● **WHAT YOU ARE ASKED TO DO**
Provide a single number: the count of lines containing the string "Axles".

Dataset entries
----------------
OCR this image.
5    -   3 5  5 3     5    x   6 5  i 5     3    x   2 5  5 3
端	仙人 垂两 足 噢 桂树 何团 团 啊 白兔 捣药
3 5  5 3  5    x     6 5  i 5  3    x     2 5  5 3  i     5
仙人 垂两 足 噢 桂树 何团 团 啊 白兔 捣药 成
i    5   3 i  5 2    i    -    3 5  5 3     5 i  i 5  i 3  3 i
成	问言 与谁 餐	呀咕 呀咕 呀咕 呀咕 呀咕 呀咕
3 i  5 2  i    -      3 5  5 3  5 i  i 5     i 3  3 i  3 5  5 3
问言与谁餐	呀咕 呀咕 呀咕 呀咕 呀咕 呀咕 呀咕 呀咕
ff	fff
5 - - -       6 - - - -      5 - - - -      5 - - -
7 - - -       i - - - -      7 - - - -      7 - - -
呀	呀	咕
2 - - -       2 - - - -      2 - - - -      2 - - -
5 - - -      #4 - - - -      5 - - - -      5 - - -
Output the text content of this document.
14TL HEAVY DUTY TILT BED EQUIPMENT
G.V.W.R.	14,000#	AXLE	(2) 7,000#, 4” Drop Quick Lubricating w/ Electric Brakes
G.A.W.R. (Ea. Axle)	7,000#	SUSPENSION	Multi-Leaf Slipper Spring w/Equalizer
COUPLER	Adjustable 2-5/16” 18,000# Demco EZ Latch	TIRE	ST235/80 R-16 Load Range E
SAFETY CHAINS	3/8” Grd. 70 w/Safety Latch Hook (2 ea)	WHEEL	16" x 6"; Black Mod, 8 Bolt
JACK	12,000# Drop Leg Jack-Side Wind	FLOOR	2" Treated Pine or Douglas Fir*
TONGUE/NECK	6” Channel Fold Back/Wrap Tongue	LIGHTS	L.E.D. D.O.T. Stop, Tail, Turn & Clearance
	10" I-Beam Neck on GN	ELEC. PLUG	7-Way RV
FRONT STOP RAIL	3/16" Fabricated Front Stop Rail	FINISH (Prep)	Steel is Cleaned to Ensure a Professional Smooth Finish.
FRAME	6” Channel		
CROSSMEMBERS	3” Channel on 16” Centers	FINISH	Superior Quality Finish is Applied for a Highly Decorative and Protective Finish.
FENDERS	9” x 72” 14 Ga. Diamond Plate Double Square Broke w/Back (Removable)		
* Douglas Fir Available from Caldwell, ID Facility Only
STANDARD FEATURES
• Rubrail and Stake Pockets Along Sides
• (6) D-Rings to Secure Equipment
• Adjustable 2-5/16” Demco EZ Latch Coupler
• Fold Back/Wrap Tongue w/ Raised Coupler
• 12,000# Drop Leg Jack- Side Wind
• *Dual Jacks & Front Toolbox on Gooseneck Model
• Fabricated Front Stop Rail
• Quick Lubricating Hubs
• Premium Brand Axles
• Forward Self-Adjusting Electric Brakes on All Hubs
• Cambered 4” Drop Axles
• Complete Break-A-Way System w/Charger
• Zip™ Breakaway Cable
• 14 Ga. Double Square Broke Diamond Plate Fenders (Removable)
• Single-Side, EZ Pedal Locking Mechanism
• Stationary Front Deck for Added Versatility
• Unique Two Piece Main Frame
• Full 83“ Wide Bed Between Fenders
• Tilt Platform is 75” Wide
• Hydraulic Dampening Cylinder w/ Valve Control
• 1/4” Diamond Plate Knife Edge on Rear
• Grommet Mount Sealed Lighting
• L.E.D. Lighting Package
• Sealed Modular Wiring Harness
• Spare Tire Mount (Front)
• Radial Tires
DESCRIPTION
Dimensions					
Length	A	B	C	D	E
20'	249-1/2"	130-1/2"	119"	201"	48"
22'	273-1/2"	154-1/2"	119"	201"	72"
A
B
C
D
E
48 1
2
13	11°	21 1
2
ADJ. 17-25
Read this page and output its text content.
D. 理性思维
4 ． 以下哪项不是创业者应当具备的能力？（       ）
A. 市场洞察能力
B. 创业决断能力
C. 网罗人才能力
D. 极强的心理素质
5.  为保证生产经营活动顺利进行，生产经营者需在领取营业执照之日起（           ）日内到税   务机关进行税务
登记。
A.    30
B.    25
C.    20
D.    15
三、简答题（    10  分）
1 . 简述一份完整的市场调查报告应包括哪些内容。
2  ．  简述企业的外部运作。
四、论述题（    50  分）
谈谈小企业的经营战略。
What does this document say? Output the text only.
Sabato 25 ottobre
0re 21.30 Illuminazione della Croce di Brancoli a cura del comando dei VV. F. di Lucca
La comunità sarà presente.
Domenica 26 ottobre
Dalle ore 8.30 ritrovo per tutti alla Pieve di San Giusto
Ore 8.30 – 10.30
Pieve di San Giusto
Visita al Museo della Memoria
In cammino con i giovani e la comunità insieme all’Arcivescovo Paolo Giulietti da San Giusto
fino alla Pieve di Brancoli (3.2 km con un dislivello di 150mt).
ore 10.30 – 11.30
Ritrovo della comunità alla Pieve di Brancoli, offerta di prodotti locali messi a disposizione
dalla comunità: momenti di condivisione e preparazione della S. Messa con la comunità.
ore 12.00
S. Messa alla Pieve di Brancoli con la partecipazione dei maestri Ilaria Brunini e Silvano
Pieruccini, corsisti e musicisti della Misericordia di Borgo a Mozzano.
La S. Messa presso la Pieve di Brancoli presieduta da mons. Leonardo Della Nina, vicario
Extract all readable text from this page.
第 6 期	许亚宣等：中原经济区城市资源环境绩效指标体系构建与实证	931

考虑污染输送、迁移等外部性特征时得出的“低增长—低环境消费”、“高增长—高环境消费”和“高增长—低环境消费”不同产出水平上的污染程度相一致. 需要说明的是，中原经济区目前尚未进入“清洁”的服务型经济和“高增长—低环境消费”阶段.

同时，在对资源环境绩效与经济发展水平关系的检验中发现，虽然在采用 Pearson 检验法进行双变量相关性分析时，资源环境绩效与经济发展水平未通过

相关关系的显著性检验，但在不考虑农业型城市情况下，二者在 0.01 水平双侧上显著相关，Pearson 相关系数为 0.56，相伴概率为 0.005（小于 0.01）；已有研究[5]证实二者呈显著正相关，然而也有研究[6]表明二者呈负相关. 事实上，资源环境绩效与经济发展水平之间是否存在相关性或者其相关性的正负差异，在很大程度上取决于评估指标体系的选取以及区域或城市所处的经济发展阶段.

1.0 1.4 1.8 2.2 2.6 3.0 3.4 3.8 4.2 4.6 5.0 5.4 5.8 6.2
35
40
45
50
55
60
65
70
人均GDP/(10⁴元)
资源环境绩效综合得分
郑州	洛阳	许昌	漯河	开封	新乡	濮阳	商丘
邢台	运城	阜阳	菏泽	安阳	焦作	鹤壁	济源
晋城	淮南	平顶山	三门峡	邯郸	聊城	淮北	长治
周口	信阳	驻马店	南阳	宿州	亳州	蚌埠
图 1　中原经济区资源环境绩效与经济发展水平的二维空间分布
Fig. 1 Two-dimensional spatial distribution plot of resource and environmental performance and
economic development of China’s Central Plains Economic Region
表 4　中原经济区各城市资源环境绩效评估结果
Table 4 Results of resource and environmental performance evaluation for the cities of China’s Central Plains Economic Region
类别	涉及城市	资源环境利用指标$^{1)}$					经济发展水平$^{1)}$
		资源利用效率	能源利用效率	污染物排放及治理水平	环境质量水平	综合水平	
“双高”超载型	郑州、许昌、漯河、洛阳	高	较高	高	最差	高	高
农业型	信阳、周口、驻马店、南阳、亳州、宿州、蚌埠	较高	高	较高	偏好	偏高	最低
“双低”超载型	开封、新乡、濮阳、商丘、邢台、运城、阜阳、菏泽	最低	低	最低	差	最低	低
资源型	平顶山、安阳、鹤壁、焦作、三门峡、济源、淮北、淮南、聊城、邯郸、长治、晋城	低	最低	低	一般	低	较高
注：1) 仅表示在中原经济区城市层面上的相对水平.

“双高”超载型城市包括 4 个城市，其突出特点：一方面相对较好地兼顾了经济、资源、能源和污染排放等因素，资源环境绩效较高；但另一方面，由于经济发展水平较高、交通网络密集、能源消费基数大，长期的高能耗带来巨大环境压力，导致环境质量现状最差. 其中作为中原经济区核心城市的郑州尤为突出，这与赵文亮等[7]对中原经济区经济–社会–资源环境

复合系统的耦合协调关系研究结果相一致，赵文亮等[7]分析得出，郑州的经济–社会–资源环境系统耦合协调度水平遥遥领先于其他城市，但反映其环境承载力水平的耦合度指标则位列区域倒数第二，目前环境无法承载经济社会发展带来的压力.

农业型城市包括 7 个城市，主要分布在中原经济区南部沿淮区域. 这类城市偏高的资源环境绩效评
----------------
● **RESULT FOR THIS TASK**
2